*WHAT TO PRODUCE*: Locate the word "name" in the material, then show every line that holds it.

*SOURCE DATA*:

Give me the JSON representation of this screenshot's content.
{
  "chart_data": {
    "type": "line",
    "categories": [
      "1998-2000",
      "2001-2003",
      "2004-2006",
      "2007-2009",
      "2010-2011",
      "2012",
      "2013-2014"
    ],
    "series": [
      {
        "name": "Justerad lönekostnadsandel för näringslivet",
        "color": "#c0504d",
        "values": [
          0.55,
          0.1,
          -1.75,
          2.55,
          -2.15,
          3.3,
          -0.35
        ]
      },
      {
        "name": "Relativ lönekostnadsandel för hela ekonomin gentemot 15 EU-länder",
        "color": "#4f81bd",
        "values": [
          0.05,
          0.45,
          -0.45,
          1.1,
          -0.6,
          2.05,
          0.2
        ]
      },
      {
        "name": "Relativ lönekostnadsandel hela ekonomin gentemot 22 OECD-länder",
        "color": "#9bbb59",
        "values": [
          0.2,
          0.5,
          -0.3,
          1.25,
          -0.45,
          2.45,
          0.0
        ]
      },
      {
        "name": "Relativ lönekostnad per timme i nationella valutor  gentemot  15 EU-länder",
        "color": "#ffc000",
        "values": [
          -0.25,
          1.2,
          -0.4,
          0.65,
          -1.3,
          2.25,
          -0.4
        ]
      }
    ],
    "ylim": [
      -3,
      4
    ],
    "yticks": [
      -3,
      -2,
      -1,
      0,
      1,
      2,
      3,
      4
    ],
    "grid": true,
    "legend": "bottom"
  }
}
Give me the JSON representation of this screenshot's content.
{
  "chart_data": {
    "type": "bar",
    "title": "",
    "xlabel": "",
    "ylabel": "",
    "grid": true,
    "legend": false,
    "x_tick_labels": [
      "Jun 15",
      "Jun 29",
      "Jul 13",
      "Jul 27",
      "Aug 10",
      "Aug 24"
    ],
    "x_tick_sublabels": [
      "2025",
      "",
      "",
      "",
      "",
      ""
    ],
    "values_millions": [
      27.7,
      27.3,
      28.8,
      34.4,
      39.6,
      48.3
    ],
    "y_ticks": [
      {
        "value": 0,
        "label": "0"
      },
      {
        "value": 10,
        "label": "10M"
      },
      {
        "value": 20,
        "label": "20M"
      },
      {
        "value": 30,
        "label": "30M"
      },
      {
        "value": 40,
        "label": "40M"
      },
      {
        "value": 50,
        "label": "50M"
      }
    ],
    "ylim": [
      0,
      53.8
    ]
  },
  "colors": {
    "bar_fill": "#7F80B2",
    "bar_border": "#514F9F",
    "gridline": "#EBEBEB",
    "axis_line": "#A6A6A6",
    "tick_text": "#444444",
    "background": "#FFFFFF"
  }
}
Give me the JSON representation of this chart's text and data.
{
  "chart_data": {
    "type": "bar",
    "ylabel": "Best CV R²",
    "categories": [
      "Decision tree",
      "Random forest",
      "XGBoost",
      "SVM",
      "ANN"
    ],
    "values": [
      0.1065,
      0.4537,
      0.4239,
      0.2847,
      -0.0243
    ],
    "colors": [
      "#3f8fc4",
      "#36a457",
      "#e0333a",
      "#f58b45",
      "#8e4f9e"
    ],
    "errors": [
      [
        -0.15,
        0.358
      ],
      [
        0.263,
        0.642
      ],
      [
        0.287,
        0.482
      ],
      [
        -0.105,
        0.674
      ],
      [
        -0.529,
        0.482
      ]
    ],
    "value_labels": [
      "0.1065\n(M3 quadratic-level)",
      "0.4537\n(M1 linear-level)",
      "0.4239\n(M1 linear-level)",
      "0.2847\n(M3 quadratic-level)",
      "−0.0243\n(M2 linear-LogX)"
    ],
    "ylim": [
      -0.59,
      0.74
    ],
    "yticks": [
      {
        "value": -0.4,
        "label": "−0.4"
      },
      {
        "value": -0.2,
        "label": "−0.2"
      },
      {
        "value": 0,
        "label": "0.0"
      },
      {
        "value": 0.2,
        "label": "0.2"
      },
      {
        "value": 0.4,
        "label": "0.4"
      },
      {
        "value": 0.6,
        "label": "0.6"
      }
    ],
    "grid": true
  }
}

* * *

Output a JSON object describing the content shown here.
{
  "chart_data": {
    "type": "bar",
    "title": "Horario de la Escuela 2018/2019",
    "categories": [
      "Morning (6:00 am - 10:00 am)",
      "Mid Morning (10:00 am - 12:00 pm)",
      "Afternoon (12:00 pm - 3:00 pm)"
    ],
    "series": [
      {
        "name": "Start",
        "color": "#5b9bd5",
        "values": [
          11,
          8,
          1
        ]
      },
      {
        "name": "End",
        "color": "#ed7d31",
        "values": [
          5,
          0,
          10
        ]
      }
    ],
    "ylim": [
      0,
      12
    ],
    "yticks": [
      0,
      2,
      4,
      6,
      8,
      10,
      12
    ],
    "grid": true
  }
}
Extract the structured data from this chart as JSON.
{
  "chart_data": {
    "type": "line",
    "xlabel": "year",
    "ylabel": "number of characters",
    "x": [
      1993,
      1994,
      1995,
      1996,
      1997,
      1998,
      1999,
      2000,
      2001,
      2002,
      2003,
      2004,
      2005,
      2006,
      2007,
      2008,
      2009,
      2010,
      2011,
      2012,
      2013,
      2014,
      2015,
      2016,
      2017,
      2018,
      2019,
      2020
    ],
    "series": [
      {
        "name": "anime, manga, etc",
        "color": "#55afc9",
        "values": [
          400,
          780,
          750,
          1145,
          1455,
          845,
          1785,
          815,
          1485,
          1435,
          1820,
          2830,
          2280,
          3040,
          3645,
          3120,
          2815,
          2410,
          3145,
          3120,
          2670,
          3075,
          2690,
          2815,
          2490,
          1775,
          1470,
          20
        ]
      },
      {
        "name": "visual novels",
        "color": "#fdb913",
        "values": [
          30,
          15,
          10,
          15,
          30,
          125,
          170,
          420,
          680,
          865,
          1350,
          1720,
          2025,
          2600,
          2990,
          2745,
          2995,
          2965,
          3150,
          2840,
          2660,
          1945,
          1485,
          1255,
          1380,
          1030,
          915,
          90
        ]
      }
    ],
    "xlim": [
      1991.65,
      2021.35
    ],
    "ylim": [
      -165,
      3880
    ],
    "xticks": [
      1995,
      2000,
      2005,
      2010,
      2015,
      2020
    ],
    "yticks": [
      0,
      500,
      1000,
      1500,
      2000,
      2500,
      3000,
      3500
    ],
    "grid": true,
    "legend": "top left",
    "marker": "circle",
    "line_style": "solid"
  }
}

*THE OUTPUT*:
        "name": "Justerad lönekostnadsandel för näringslivet",
        "name": "Relativ lönekostnadsandel för hela ekonomin gentemot 15 EU-länder",
        "name": "Relativ lönekostnadsandel hela ekonomin gentemot 22 OECD-länder",
        "name": "Relativ lönekostnad per timme i nationella valutor  gentemot  15 EU-länder",
        "name": "Start",
        "name": "End",
        "name": "anime, manga, etc",
        "name": "visual novels",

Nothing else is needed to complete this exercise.